§ **Your task**: Copy the data from the line that contains "Give me the JSON data" to its last line, exactly, including both of those lines and leaving out everything before.

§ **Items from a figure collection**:
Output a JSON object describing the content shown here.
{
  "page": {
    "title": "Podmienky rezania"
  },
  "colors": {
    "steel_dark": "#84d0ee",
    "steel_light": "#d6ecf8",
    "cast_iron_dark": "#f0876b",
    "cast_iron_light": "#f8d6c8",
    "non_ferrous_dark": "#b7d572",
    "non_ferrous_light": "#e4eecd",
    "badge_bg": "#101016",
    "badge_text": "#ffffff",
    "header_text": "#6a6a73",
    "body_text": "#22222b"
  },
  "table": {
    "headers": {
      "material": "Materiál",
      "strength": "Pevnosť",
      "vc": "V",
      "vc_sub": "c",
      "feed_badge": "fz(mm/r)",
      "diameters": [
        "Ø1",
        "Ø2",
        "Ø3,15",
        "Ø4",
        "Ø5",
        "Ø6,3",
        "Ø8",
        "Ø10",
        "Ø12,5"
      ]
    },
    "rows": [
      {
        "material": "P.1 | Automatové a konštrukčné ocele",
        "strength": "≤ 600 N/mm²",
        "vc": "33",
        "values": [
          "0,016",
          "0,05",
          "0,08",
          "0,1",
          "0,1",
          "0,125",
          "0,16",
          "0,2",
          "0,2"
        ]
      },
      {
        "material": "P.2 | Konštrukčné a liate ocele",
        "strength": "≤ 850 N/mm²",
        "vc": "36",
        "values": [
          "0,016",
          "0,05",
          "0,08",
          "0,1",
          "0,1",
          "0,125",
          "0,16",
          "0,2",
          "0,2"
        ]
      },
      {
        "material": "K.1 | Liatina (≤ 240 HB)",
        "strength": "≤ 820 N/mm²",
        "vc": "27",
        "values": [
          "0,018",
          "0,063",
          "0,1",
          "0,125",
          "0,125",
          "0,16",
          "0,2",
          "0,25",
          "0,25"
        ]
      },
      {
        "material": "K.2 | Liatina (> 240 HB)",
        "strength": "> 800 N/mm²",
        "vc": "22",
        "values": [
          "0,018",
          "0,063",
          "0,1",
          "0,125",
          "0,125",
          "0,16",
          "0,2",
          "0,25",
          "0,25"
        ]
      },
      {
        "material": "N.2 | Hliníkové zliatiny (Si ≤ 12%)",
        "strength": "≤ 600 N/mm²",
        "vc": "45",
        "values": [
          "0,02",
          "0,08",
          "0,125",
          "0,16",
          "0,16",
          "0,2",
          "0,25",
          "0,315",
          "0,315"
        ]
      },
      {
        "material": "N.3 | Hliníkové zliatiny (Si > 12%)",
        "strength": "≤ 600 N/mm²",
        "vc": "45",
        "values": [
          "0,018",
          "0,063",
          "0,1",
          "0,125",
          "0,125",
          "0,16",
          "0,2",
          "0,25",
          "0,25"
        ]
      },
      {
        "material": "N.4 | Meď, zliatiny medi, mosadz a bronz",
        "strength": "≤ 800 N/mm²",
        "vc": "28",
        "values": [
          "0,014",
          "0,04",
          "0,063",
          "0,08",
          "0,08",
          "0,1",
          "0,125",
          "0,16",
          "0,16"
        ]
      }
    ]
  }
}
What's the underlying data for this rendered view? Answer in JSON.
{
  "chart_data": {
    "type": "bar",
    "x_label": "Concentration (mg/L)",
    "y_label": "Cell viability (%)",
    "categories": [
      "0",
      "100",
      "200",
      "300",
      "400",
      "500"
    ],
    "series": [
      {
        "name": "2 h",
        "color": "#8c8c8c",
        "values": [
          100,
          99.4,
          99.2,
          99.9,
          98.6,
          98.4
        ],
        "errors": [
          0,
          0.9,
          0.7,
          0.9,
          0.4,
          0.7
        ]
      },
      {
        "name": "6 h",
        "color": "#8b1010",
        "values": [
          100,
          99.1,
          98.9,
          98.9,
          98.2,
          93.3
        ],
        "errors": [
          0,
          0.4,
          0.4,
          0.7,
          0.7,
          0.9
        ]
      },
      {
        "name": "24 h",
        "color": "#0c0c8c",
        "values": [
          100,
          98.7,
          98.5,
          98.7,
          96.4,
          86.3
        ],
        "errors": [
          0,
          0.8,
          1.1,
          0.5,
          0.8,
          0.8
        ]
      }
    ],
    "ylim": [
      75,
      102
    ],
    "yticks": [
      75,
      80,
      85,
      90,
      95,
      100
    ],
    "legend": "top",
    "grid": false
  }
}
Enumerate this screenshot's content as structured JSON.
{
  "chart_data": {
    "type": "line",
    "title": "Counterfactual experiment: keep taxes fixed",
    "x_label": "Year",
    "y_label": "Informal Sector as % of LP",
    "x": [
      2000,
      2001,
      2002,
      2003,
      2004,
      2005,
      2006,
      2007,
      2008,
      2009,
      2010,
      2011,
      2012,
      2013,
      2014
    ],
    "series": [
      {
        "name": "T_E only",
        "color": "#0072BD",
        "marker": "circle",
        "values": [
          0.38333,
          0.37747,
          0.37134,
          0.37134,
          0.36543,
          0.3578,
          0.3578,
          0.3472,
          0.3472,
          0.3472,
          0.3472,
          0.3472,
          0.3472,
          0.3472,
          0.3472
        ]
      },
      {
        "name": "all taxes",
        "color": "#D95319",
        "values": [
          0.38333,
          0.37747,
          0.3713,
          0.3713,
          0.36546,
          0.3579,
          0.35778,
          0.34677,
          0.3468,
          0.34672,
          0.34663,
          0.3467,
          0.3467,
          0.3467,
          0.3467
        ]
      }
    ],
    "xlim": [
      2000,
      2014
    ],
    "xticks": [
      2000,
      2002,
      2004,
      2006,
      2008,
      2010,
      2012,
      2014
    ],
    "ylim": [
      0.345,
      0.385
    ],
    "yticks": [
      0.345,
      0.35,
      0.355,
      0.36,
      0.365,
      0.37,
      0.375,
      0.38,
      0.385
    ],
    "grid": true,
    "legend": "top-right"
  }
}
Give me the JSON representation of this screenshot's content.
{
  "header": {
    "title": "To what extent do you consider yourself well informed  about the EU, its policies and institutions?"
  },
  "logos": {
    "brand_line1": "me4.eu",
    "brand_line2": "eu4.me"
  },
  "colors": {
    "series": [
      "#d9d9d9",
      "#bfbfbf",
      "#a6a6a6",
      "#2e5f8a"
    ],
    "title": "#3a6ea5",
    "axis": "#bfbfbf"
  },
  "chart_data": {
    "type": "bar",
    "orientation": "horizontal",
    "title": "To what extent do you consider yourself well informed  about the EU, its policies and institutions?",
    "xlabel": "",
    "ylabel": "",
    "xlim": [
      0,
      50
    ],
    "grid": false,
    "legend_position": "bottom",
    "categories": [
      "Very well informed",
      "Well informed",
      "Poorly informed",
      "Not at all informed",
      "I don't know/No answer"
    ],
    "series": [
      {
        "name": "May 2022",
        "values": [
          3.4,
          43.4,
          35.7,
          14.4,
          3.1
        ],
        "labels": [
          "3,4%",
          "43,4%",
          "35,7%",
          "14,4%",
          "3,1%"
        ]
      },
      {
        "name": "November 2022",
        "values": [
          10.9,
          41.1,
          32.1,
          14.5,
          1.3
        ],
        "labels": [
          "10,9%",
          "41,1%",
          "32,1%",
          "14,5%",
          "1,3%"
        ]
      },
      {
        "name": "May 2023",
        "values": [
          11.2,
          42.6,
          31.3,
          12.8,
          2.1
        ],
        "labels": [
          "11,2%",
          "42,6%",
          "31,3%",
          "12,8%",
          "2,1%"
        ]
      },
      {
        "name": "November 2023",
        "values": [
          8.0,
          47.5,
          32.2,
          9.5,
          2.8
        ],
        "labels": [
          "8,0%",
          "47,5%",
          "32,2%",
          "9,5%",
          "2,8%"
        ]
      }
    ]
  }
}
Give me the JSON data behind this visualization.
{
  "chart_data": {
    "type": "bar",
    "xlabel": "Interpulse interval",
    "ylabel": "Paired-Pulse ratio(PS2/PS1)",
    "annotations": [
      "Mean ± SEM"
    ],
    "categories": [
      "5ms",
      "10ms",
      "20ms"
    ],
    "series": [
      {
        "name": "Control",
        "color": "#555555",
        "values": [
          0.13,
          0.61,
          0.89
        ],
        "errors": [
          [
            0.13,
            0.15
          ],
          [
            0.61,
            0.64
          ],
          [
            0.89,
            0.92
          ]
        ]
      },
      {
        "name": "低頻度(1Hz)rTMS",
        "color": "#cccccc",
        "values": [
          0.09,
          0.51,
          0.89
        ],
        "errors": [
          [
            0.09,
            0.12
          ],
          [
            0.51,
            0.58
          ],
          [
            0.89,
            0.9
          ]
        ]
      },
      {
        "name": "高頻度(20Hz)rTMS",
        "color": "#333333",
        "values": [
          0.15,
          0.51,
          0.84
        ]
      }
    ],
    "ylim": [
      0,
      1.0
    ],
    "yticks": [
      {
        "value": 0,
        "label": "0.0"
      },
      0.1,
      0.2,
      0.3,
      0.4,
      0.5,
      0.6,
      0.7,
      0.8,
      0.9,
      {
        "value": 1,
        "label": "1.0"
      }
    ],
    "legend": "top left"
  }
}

§ **Exercise answer**:
Give me the JSON data behind this visualization.
{
  "chart_data": {
    "type": "bar",
    "xlabel": "Interpulse interval",
    "ylabel": "Paired-Pulse ratio(PS2/PS1)",
    "annotations": [
      "Mean ± SEM"
    ],
    "categories": [
      "5ms",
      "10ms",
      "20ms"
    ],
    "series": [
      {
        "name": "Control",
        "color": "#555555",
        "values": [
          0.13,
          0.61,
          0.89
        ],
        "errors": [
          [
            0.13,
            0.15
          ],
          [
            0.61,
            0.64
          ],
          [
            0.89,
            0.92
          ]
        ]
      },
      {
        "name": "低頻度(1Hz)rTMS",
        "color": "#cccccc",
        "values": [
          0.09,
          0.51,
          0.89
        ],
        "errors": [
          [
            0.09,
            0.12
          ],
          [
            0.51,
            0.58
          ],
          [
            0.89,
            0.9
          ]
        ]
      },
      {
        "name": "高頻度(20Hz)rTMS",
        "color": "#333333",
        "values": [
          0.15,
          0.51,
          0.84
        ]
      }
    ],
    "ylim": [
      0,
      1.0
    ],
    "yticks": [
      {
        "value": 0,
        "label": "0.0"
      },
      0.1,
      0.2,
      0.3,
      0.4,
      0.5,
      0.6,
      0.7,
      0.8,
      0.9,
      {
        "value": 1,
        "label": "1.0"
      }
    ],
    "legend": "top left"
  }
}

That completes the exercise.